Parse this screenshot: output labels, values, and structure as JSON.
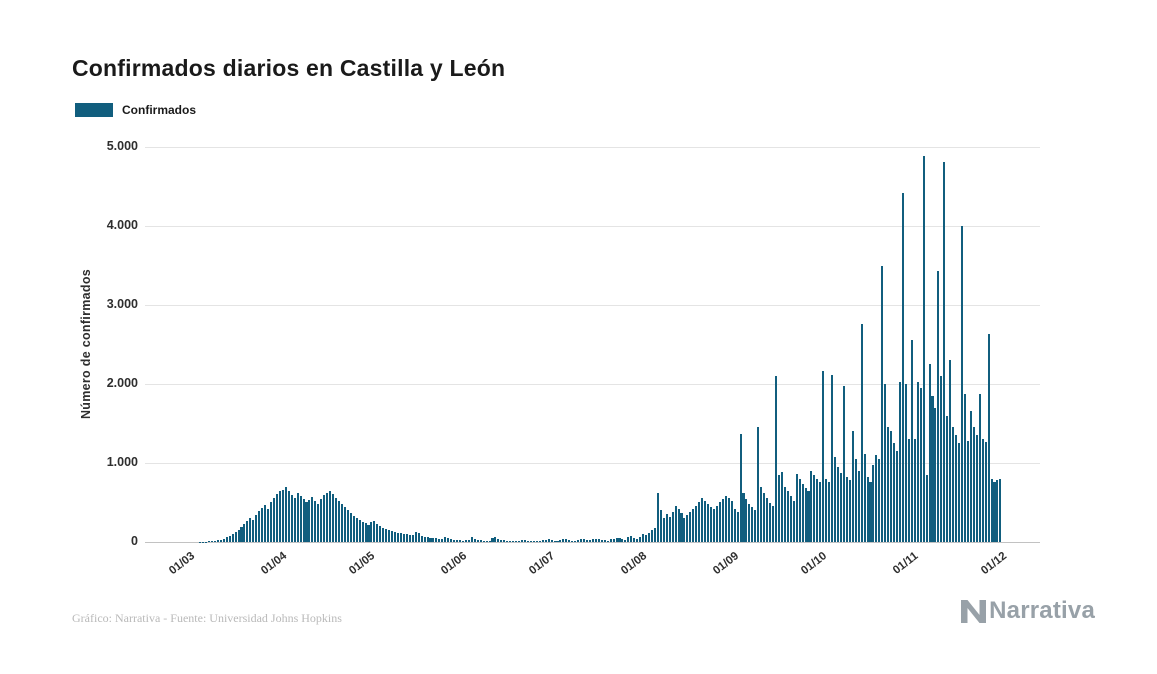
{
  "title": "Confirmados diarios en Castilla y León",
  "legend": {
    "label": "Confirmados",
    "color": "#115e7e"
  },
  "footer": {
    "credit": "Gráfico: Narrativa - Fuente: Universidad Johns Hopkins",
    "logo_text": "Narrativa"
  },
  "chart_data": {
    "type": "bar",
    "title": "Confirmados diarios en Castilla y León",
    "xlabel": "",
    "ylabel": "Número de confirmados",
    "ylim": [
      0,
      5000
    ],
    "grid": "horizontal",
    "legend_position": "top-left",
    "series_name": "Confirmados",
    "bar_color": "#115e7e",
    "y_tick_values": [
      0,
      1000,
      2000,
      3000,
      4000,
      5000
    ],
    "y_tick_labels": [
      "0",
      "1.000",
      "2.000",
      "3.000",
      "4.000",
      "5.000"
    ],
    "x_tick_labels": [
      "01/03",
      "01/04",
      "01/05",
      "01/06",
      "01/07",
      "01/08",
      "01/09",
      "01/10",
      "01/11",
      "01/12"
    ],
    "x_tick_day_index": [
      0,
      31,
      61,
      92,
      122,
      153,
      184,
      214,
      245,
      275
    ],
    "days_total": 275,
    "start_date": "01/03",
    "end_date": "01/12",
    "values": [
      0,
      0,
      0,
      2,
      3,
      5,
      8,
      12,
      16,
      22,
      30,
      42,
      58,
      78,
      98,
      122,
      152,
      190,
      228,
      266,
      305,
      282,
      348,
      392,
      430,
      468,
      420,
      512,
      556,
      602,
      648,
      660,
      700,
      640,
      600,
      560,
      615,
      580,
      545,
      505,
      535,
      565,
      525,
      480,
      545,
      598,
      622,
      648,
      602,
      560,
      518,
      480,
      440,
      400,
      362,
      330,
      300,
      278,
      258,
      238,
      220,
      252,
      272,
      230,
      205,
      182,
      162,
      150,
      140,
      130,
      120,
      112,
      104,
      96,
      90,
      84,
      130,
      118,
      76,
      68,
      62,
      56,
      50,
      46,
      42,
      38,
      62,
      56,
      34,
      30,
      26,
      22,
      18,
      24,
      30,
      62,
      42,
      30,
      22,
      16,
      12,
      14,
      52,
      62,
      40,
      30,
      22,
      16,
      12,
      10,
      14,
      18,
      22,
      26,
      18,
      14,
      10,
      8,
      16,
      22,
      26,
      32,
      22,
      16,
      12,
      26,
      32,
      36,
      22,
      16,
      12,
      30,
      42,
      32,
      26,
      22,
      36,
      42,
      32,
      26,
      22,
      16,
      32,
      42,
      52,
      46,
      36,
      30,
      62,
      72,
      52,
      42,
      62,
      102,
      92,
      112,
      152,
      182,
      622,
      402,
      302,
      352,
      322,
      382,
      452,
      422,
      362,
      302,
      342,
      382,
      422,
      462,
      502,
      562,
      522,
      482,
      442,
      412,
      452,
      502,
      542,
      582,
      562,
      522,
      420,
      380,
      1370,
      620,
      540,
      480,
      440,
      400,
      1450,
      700,
      620,
      560,
      500,
      460,
      2100,
      850,
      880,
      700,
      640,
      580,
      520,
      860,
      800,
      740,
      680,
      640,
      900,
      850,
      800,
      760,
      2160,
      800,
      760,
      2120,
      1070,
      950,
      870,
      1970,
      820,
      780,
      1400,
      1050,
      900,
      2760,
      1120,
      820,
      760,
      980,
      1100,
      1050,
      3500,
      2000,
      1460,
      1400,
      1250,
      1150,
      2030,
      4420,
      2000,
      1300,
      2560,
      1300,
      2030,
      1950,
      4890,
      850,
      2250,
      1850,
      1700,
      3430,
      2100,
      4810,
      1600,
      2300,
      1450,
      1350,
      1250,
      4000,
      1870,
      1280,
      1660,
      1450,
      1350,
      1870,
      1300,
      1260,
      2630,
      800,
      760,
      780,
      800
    ]
  }
}
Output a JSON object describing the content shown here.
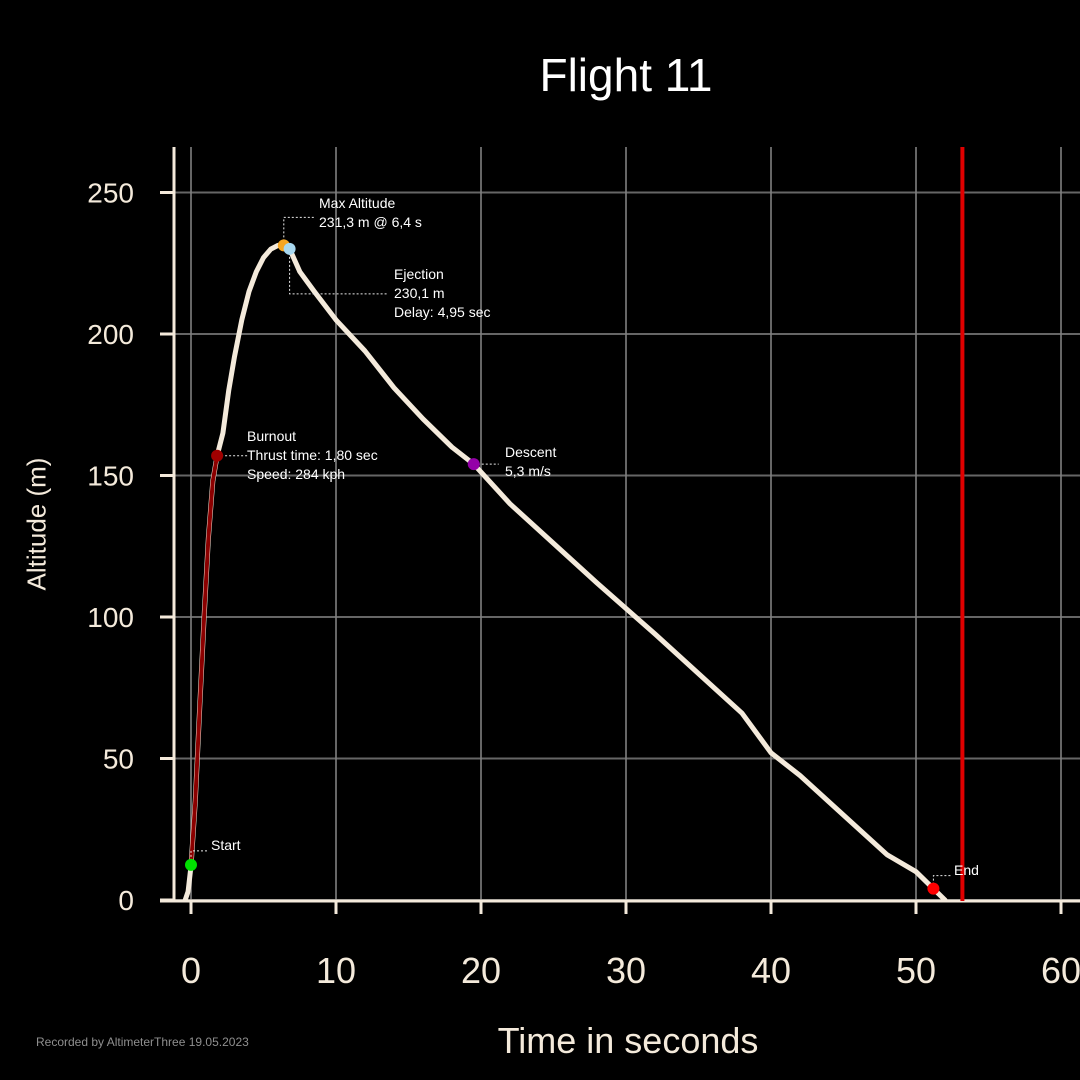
{
  "colors": {
    "background": "#000000",
    "axis": "#f4eadb",
    "grid": "#808080",
    "altitude_curve": "#f4eadb",
    "thrust_curve": "#8b0000",
    "end_line": "#e00000",
    "start_marker": "#00e000",
    "burnout_marker": "#a00000",
    "max_altitude_marker": "#f5a623",
    "ejection_marker": "#a8d8f0",
    "descent_marker": "#9400a8",
    "end_marker": "#ff0000"
  },
  "chart_data": {
    "type": "line",
    "title": "Flight 11",
    "xlabel": "Time in seconds",
    "ylabel": "Altitude (m)",
    "xlim": [
      -2,
      61
    ],
    "ylim": [
      -5,
      265
    ],
    "xticks": [
      0,
      10,
      20,
      30,
      40,
      50,
      60
    ],
    "yticks": [
      0,
      50,
      100,
      150,
      200,
      250
    ],
    "grid": true,
    "end_line_x": 53.2,
    "series": [
      {
        "role": "thrust",
        "x": [
          0.0,
          0.3,
          0.6,
          0.9,
          1.2,
          1.5,
          1.8
        ],
        "y": [
          12,
          35,
          68,
          100,
          128,
          148,
          157
        ]
      },
      {
        "role": "altitude",
        "x": [
          -0.4,
          -0.2,
          0.0,
          0.3,
          0.6,
          0.9,
          1.2,
          1.5,
          1.8,
          2.2,
          2.6,
          3.0,
          3.5,
          4.0,
          4.5,
          5.0,
          5.5,
          6.0,
          6.4,
          6.8,
          7.5,
          8.5,
          10,
          12,
          14,
          16,
          18,
          19.5,
          22,
          25,
          28,
          30,
          32,
          35,
          38,
          40,
          42,
          45,
          48,
          50,
          51.2,
          52.0
        ],
        "y": [
          0,
          3,
          12,
          35,
          68,
          100,
          128,
          148,
          157,
          165,
          180,
          192,
          205,
          215,
          222,
          227,
          230,
          231.3,
          231.3,
          230.1,
          222,
          215,
          205,
          194,
          181,
          170,
          160,
          154,
          140,
          126,
          112,
          103,
          94,
          80,
          66,
          52,
          44,
          30,
          16,
          10,
          4,
          0
        ]
      }
    ],
    "annotations": [
      {
        "name": "start",
        "x": 0.0,
        "y": 12.4,
        "lines": [
          "Start"
        ]
      },
      {
        "name": "burnout",
        "x": 1.8,
        "y": 157,
        "lines": [
          "Burnout",
          "Thrust time: 1,80 sec",
          "Speed: 284 kph"
        ]
      },
      {
        "name": "max-altitude",
        "x": 6.4,
        "y": 231.3,
        "lines": [
          "Max Altitude",
          "231,3 m @ 6,4 s"
        ]
      },
      {
        "name": "ejection",
        "x": 6.8,
        "y": 230.1,
        "lines": [
          "Ejection",
          "230,1 m",
          "Delay:  4,95 sec"
        ]
      },
      {
        "name": "descent",
        "x": 19.5,
        "y": 154,
        "lines": [
          "Descent",
          "5,3 m/s"
        ]
      },
      {
        "name": "end",
        "x": 51.2,
        "y": 4,
        "lines": [
          "End"
        ]
      }
    ]
  },
  "footer": "Recorded by AltimeterThree  19.05.2023"
}
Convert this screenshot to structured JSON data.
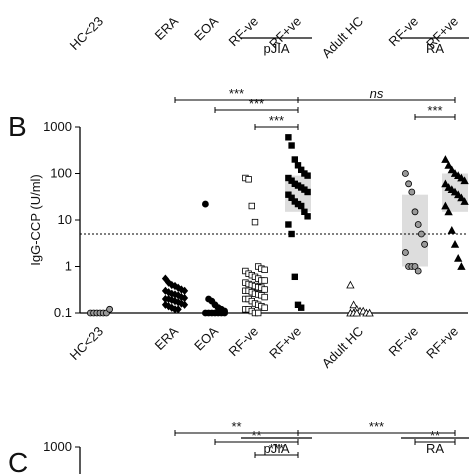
{
  "chart_data": [
    {
      "type": "scatter",
      "categories": [
        "HC<23",
        "ERA",
        "EOA",
        "RF-ve",
        "RF+ve",
        "Adult HC",
        "RF-ve",
        "RF+ve"
      ],
      "groups": [
        {
          "label": "pJIA",
          "from": 3,
          "to": 4
        },
        {
          "label": "RA",
          "from": 6,
          "to": 7
        }
      ]
    },
    {
      "type": "scatter",
      "panel": "B",
      "y_label": "IgG-CCP (U/ml)",
      "log_y": true,
      "categories": [
        "HC<23",
        "ERA",
        "EOA",
        "RF-ve",
        "RF+ve",
        "Adult HC",
        "RF-ve",
        "RF+ve"
      ],
      "groups": [
        {
          "label": "pJIA",
          "from": 3,
          "to": 4
        },
        {
          "label": "RA",
          "from": 6,
          "to": 7
        }
      ],
      "markers": [
        "circle",
        "diamond",
        "circle",
        "square",
        "square",
        "triangle",
        "circle",
        "triangle"
      ],
      "fills": [
        "#999",
        "#000",
        "#000",
        "#fff",
        "#000",
        "#fff",
        "#999",
        "#000"
      ],
      "points": [
        [
          0.1,
          0.1,
          0.1,
          0.1,
          0.1,
          0.1,
          0.12
        ],
        [
          0.55,
          0.45,
          0.4,
          0.38,
          0.35,
          0.32,
          0.3,
          0.3,
          0.28,
          0.26,
          0.25,
          0.24,
          0.22,
          0.21,
          0.2,
          0.2,
          0.19,
          0.18,
          0.17,
          0.16,
          0.15,
          0.15,
          0.14,
          0.13,
          0.12,
          0.12
        ],
        [
          22,
          0.2,
          0.18,
          0.15,
          0.13,
          0.12,
          0.11,
          0.1,
          0.1,
          0.1,
          0.1,
          0.1,
          0.1,
          0.1
        ],
        [
          80,
          75,
          20,
          9,
          1,
          0.9,
          0.85,
          0.8,
          0.7,
          0.65,
          0.6,
          0.55,
          0.5,
          0.5,
          0.45,
          0.42,
          0.4,
          0.38,
          0.36,
          0.35,
          0.32,
          0.3,
          0.3,
          0.28,
          0.26,
          0.25,
          0.24,
          0.22,
          0.2,
          0.2,
          0.18,
          0.16,
          0.15,
          0.14,
          0.13,
          0.12,
          0.12,
          0.11,
          0.1,
          0.1
        ],
        [
          600,
          400,
          200,
          150,
          120,
          100,
          90,
          80,
          70,
          60,
          55,
          50,
          45,
          40,
          35,
          30,
          25,
          22,
          20,
          15,
          12,
          8,
          5,
          0.6,
          0.15,
          0.13
        ],
        [
          0.4,
          0.15,
          0.12,
          0.11,
          0.11,
          0.1,
          0.1,
          0.1,
          0.1,
          0.1
        ],
        [
          100,
          60,
          40,
          15,
          8,
          5,
          3,
          2,
          1,
          1,
          1,
          0.8
        ],
        [
          200,
          150,
          120,
          100,
          90,
          80,
          70,
          60,
          50,
          45,
          40,
          35,
          30,
          25,
          20,
          15,
          6,
          3,
          1.5,
          1
        ]
      ],
      "boxes": [
        null,
        null,
        null,
        null,
        [
          15,
          90
        ],
        null,
        [
          1,
          35
        ],
        [
          15,
          100
        ]
      ],
      "reference_line": 5,
      "ylim": [
        0.1,
        1000
      ],
      "yticks": [
        1000,
        100,
        10,
        1,
        0.1
      ],
      "brackets": [
        {
          "label": "***",
          "from": 1,
          "to": 4
        },
        {
          "label": "***",
          "from": 2,
          "to": 4
        },
        {
          "label": "***",
          "from": 3,
          "to": 4
        },
        {
          "label": "ns",
          "from": 4,
          "to": 7
        },
        {
          "label": "***",
          "from": 6,
          "to": 7
        }
      ]
    },
    {
      "type": "scatter",
      "panel": "C",
      "yticks": [
        1000
      ],
      "brackets": [
        {
          "label": "**",
          "from": 1,
          "to": 4
        },
        {
          "label": "**",
          "from": 2,
          "to": 4
        },
        {
          "label": "***",
          "from": 3,
          "to": 4
        },
        {
          "label": "***",
          "from": 4,
          "to": 7
        },
        {
          "label": "**",
          "from": 6,
          "to": 7
        }
      ]
    }
  ]
}
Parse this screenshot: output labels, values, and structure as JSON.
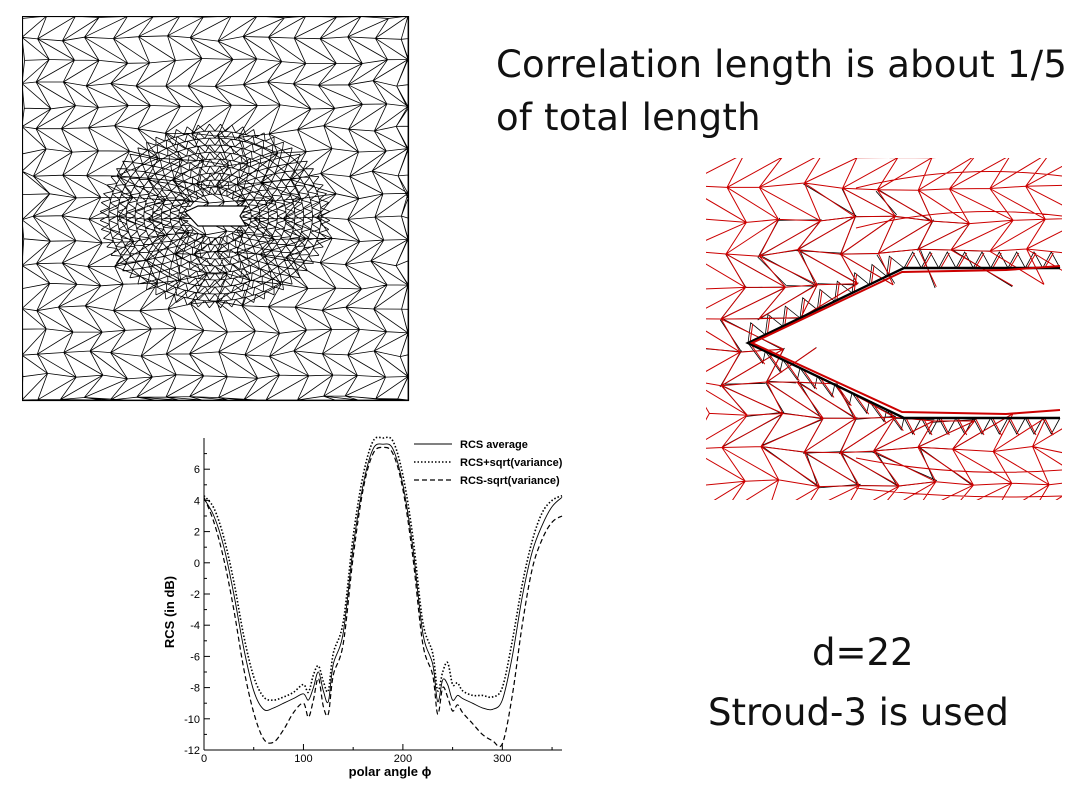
{
  "slide": {
    "heading_line1": "Correlation length is about 1/5",
    "heading_line2": "of total length",
    "param_d": "d=22",
    "param_rule": "Stroud-3 is used"
  },
  "mesh_colors": {
    "outer_mesh": "#000000",
    "nominal_mesh": "#000000",
    "perturbed_mesh": "#cc0000"
  },
  "chart_data": {
    "type": "line",
    "title": "",
    "xlabel": "polar angle ϕ",
    "ylabel": "RCS (in dB)",
    "xlim": [
      0,
      360
    ],
    "ylim": [
      -12,
      8
    ],
    "xticks": [
      0,
      100,
      200,
      300
    ],
    "yticks": [
      -12,
      -10,
      -8,
      -6,
      -4,
      -2,
      0,
      2,
      4,
      6
    ],
    "legend_position": "top-right",
    "grid": false,
    "x": [
      0,
      10,
      20,
      30,
      40,
      50,
      60,
      70,
      80,
      90,
      100,
      105,
      110,
      115,
      120,
      125,
      130,
      140,
      150,
      160,
      170,
      180,
      190,
      200,
      210,
      220,
      230,
      235,
      240,
      245,
      250,
      255,
      260,
      270,
      280,
      290,
      300,
      310,
      320,
      330,
      340,
      350,
      360
    ],
    "series": [
      {
        "name": "RCS average",
        "style": "solid",
        "values": [
          4.1,
          3.0,
          1.0,
          -2.0,
          -5.5,
          -8.2,
          -9.4,
          -9.3,
          -9.0,
          -8.7,
          -8.4,
          -8.8,
          -8.0,
          -7.0,
          -8.2,
          -8.9,
          -6.5,
          -4.5,
          1.0,
          5.0,
          7.3,
          7.6,
          7.3,
          5.0,
          1.0,
          -4.5,
          -6.5,
          -8.9,
          -7.5,
          -7.8,
          -8.8,
          -8.5,
          -8.7,
          -9.0,
          -9.3,
          -9.4,
          -8.8,
          -6.0,
          -2.2,
          0.7,
          2.4,
          3.6,
          4.2
        ]
      },
      {
        "name": "RCS+sqrt(variance)",
        "style": "dotted",
        "values": [
          4.3,
          3.5,
          1.6,
          -1.2,
          -4.7,
          -7.3,
          -8.6,
          -8.8,
          -8.6,
          -8.3,
          -7.8,
          -8.3,
          -7.2,
          -6.6,
          -7.6,
          -8.2,
          -5.8,
          -3.8,
          1.7,
          5.6,
          7.8,
          8.0,
          7.8,
          5.6,
          1.7,
          -3.8,
          -5.8,
          -8.2,
          -7.0,
          -6.4,
          -7.8,
          -7.7,
          -8.2,
          -8.5,
          -8.5,
          -8.6,
          -8.0,
          -5.0,
          -1.4,
          1.4,
          3.2,
          4.0,
          4.3
        ]
      },
      {
        "name": "RCS-sqrt(variance)",
        "style": "dashed",
        "values": [
          4.2,
          2.6,
          0.2,
          -3.0,
          -6.8,
          -9.6,
          -11.3,
          -11.5,
          -10.7,
          -9.6,
          -9.0,
          -9.9,
          -8.8,
          -7.4,
          -9.2,
          -9.7,
          -7.2,
          -5.2,
          0.4,
          4.7,
          7.0,
          7.4,
          7.0,
          4.7,
          0.4,
          -5.2,
          -7.2,
          -9.7,
          -8.0,
          -8.6,
          -9.5,
          -9.1,
          -9.6,
          -10.3,
          -11.0,
          -11.4,
          -11.6,
          -8.5,
          -4.0,
          -0.4,
          1.5,
          2.6,
          3.0
        ]
      }
    ]
  }
}
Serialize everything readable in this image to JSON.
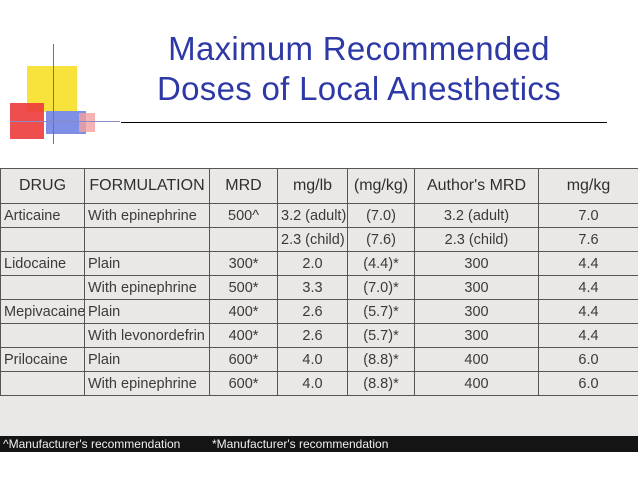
{
  "title": {
    "line1": "Maximum Recommended",
    "line2": "Doses of Local Anesthetics"
  },
  "table": {
    "headers": [
      "DRUG",
      "FORMULATION",
      "MRD",
      "mg/lb",
      "(mg/kg)",
      "Author's MRD",
      "mg/kg"
    ],
    "rows": [
      [
        "Articaine",
        "With epinephrine",
        "500^",
        "3.2 (adult)",
        "(7.0)",
        "3.2 (adult)",
        "7.0"
      ],
      [
        "",
        "",
        "",
        "2.3 (child)",
        "(7.6)",
        "2.3 (child)",
        "7.6"
      ],
      [
        "Lidocaine",
        "Plain",
        "300*",
        "2.0",
        "(4.4)*",
        "300",
        "4.4"
      ],
      [
        "",
        "With epinephrine",
        "500*",
        "3.3",
        "(7.0)*",
        "300",
        "4.4"
      ],
      [
        "Mepivacaine",
        "Plain",
        "400*",
        "2.6",
        "(5.7)*",
        "300",
        "4.4"
      ],
      [
        "",
        "With levonordefrin",
        "400*",
        "2.6",
        "(5.7)*",
        "300",
        "4.4"
      ],
      [
        "Prilocaine",
        "Plain",
        "600*",
        "4.0",
        "(8.8)*",
        "400",
        "6.0"
      ],
      [
        "",
        "With epinephrine",
        "600*",
        "4.0",
        "(8.8)*",
        "400",
        "6.0"
      ]
    ]
  },
  "footnotes": {
    "left": "^Manufacturer's recommendation",
    "right": "*Manufacturer's recommendation"
  },
  "colors": {
    "title": "#2d39a6",
    "accent_yellow": "#f8e23c",
    "accent_red": "#ec3b3b",
    "accent_blue": "#7f8fe6"
  }
}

Work to complete →
Find all lines with "xlabel" in them and copy each one.

Worked answer →
    "xlabel": "",
    "xlabel": "Time in seconds",
    "xlabel": "polar angle ϕ",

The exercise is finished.